§ Job
How many lines of these records hold the string "products"? Reply with the number alone.

§ Data

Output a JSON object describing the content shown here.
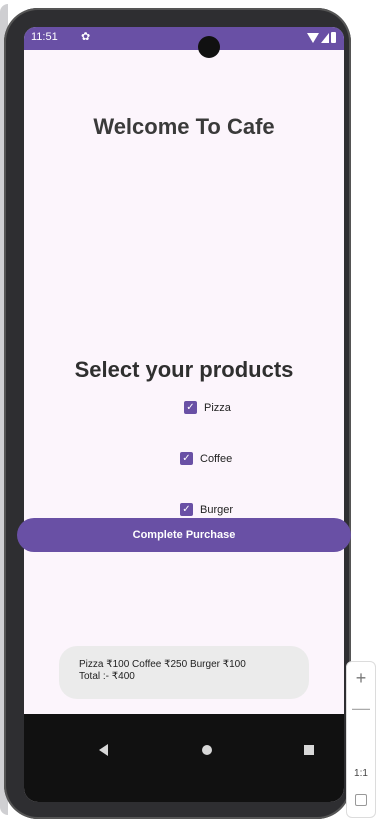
{
  "status_bar": {
    "time": "11:51",
    "gear_glyph": "✿",
    "icons": [
      "settings-icon",
      "wifi-icon",
      "signal-icon",
      "battery-icon"
    ]
  },
  "app": {
    "title": "Welcome To Cafe",
    "subtitle": "Select your products",
    "products": [
      {
        "label": "Pizza",
        "checked": true
      },
      {
        "label": "Coffee",
        "checked": true
      },
      {
        "label": "Burger",
        "checked": true
      }
    ],
    "purchase_button": "Complete Purchase",
    "toast": {
      "line1": "Pizza ₹100  Coffee ₹250  Burger ₹100",
      "line2": "Total :- ₹400"
    }
  },
  "emulator_controls": {
    "zoom_in": "+",
    "zoom_out": "—",
    "ratio": "1:1"
  },
  "colors": {
    "accent": "#6950a5",
    "screen_bg": "#fcf5fc",
    "toast_bg": "#ebebeb",
    "nav_bg": "#111111"
  }
}
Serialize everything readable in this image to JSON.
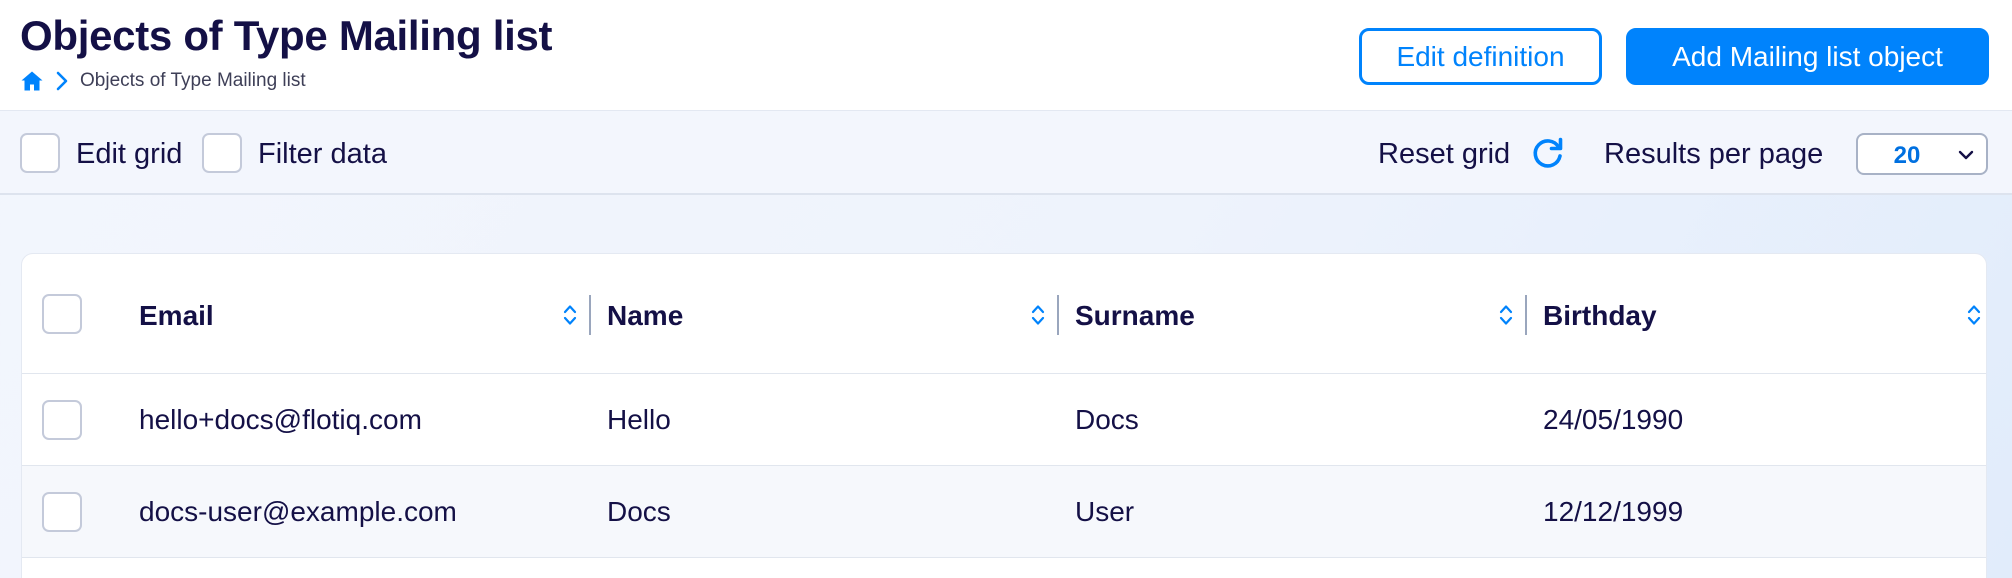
{
  "header": {
    "title": "Objects of Type Mailing list",
    "breadcrumb": {
      "home_icon": "home-icon",
      "current": "Objects of Type Mailing list"
    },
    "edit_definition_label": "Edit definition",
    "add_object_label": "Add Mailing list object"
  },
  "toolbar": {
    "edit_grid_label": "Edit grid",
    "filter_data_label": "Filter data",
    "reset_grid_label": "Reset grid",
    "results_per_page_label": "Results per page",
    "results_per_page_value": "20"
  },
  "table": {
    "columns": [
      "Email",
      "Name",
      "Surname",
      "Birthday"
    ],
    "rows": [
      {
        "email": "hello+docs@flotiq.com",
        "name": "Hello",
        "surname": "Docs",
        "birthday": "24/05/1990"
      },
      {
        "email": "docs-user@example.com",
        "name": "Docs",
        "surname": "User",
        "birthday": "12/12/1999"
      }
    ]
  },
  "colors": {
    "accent": "#0083fc",
    "text": "#141046",
    "toolbar_bg": "#f3f6fd"
  }
}
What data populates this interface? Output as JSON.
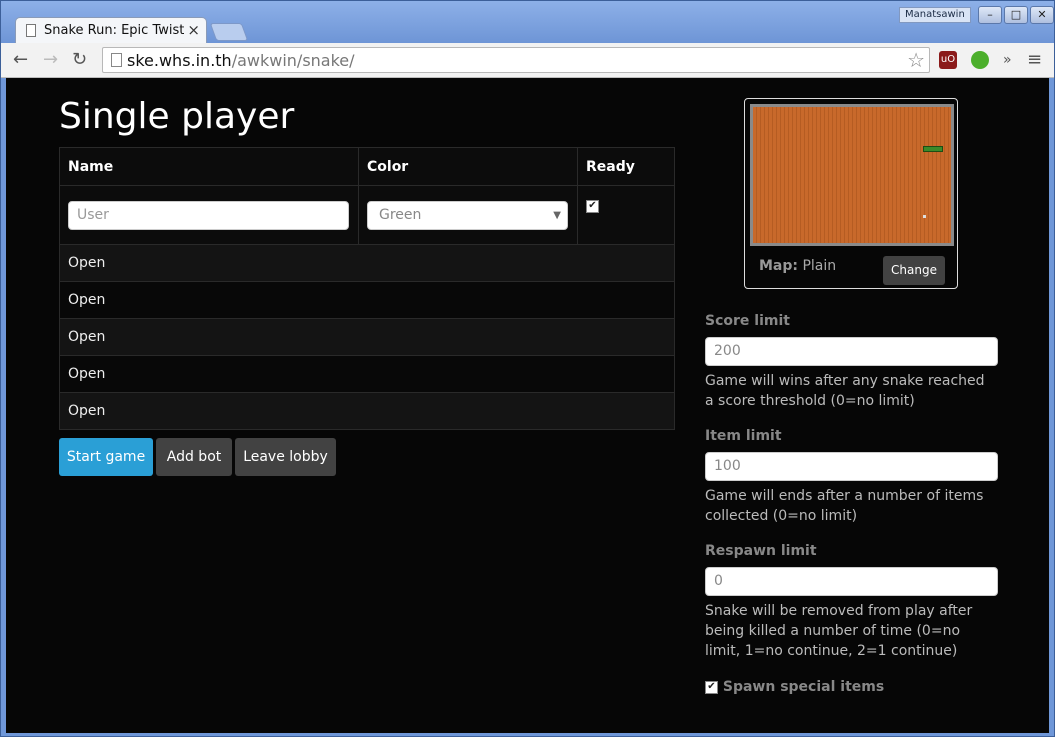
{
  "browser": {
    "tab_title": "Snake Run: Epic Twist",
    "tab_close": "×",
    "user_badge": "Manatsawin",
    "url_host": "ske.whs.in.th",
    "url_path": "/awkwin/snake/",
    "window_buttons": [
      "–",
      "□",
      "✕"
    ],
    "nav_icons": [
      "←",
      "→",
      "↻"
    ],
    "bookmark_star": "☆",
    "extension_icons": [
      "ublock-icon",
      "evernote-icon"
    ],
    "menu_overflow": "»",
    "menu_icon": "≡"
  },
  "page": {
    "heading": "Single player",
    "table": {
      "headers": [
        "Name",
        "Color",
        "Ready"
      ],
      "player": {
        "name_placeholder": "User",
        "color_value": "Green",
        "ready_checked": true
      },
      "open_slots": [
        "Open",
        "Open",
        "Open",
        "Open",
        "Open"
      ]
    },
    "buttons": {
      "start": "Start game",
      "add_bot": "Add bot",
      "leave": "Leave lobby"
    },
    "map": {
      "label": "Map:",
      "value": "Plain",
      "change_button": "Change"
    },
    "settings": {
      "score": {
        "label": "Score limit",
        "placeholder": "200",
        "help": "Game will wins after any snake reached a score threshold (0=no limit)"
      },
      "item": {
        "label": "Item limit",
        "placeholder": "100",
        "help": "Game will ends after a number of items collected (0=no limit)"
      },
      "respawn": {
        "label": "Respawn limit",
        "placeholder": "0",
        "help": "Snake will be removed from play after being killed a number of time (0=no limit, 1=no continue, 2=1 continue)"
      },
      "special": {
        "label": "Spawn special items",
        "checked": true
      }
    }
  },
  "colors": {
    "page_bg": "#060606",
    "primary_button": "#2a9fd6",
    "default_button": "#424242",
    "map_floor": "#c8692b"
  }
}
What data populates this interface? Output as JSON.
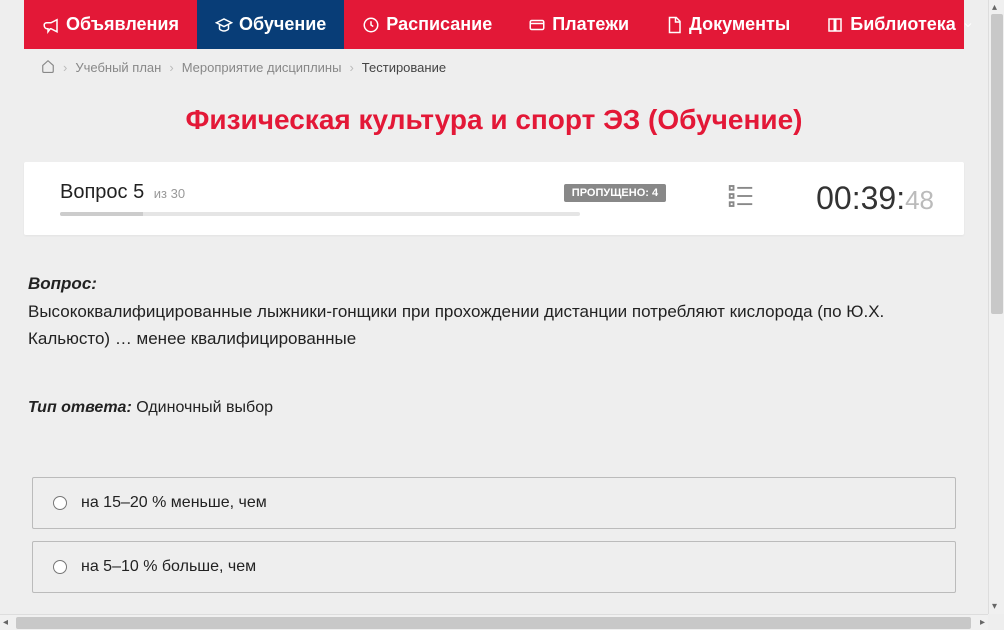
{
  "nav": {
    "items": [
      {
        "label": "Объявления",
        "icon": "megaphone"
      },
      {
        "label": "Обучение",
        "icon": "graduation-cap",
        "active": true
      },
      {
        "label": "Расписание",
        "icon": "clock"
      },
      {
        "label": "Платежи",
        "icon": "credit-card"
      },
      {
        "label": "Документы",
        "icon": "file"
      },
      {
        "label": "Библиотека",
        "icon": "book",
        "chevron": true
      }
    ]
  },
  "breadcrumb": {
    "home_icon": "home",
    "items": [
      "Учебный план",
      "Мероприятие дисциплины",
      "Тестирование"
    ]
  },
  "page": {
    "title": "Физическая культура и спорт ЭЗ (Обучение)"
  },
  "status": {
    "question_label": "Вопрос",
    "question_current": "5",
    "question_of": "из",
    "question_total": "30",
    "skipped_label": "ПРОПУЩЕНО:",
    "skipped_count": "4",
    "progress_percent": 16
  },
  "timer": {
    "main": "00:39:",
    "seconds": "48"
  },
  "question": {
    "label": "Вопрос:",
    "text": "Высококвалифицированные лыжники-гонщики при прохождении дистанции потребляют кислорода (по Ю.Х. Кальюсто) … менее квалифицированные"
  },
  "answer_type": {
    "label": "Тип ответа:",
    "value": "Одиночный выбор"
  },
  "options": [
    {
      "text": "на 15–20 % меньше, чем"
    },
    {
      "text": "на 5–10 % больше, чем"
    }
  ]
}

§ Exercise result
2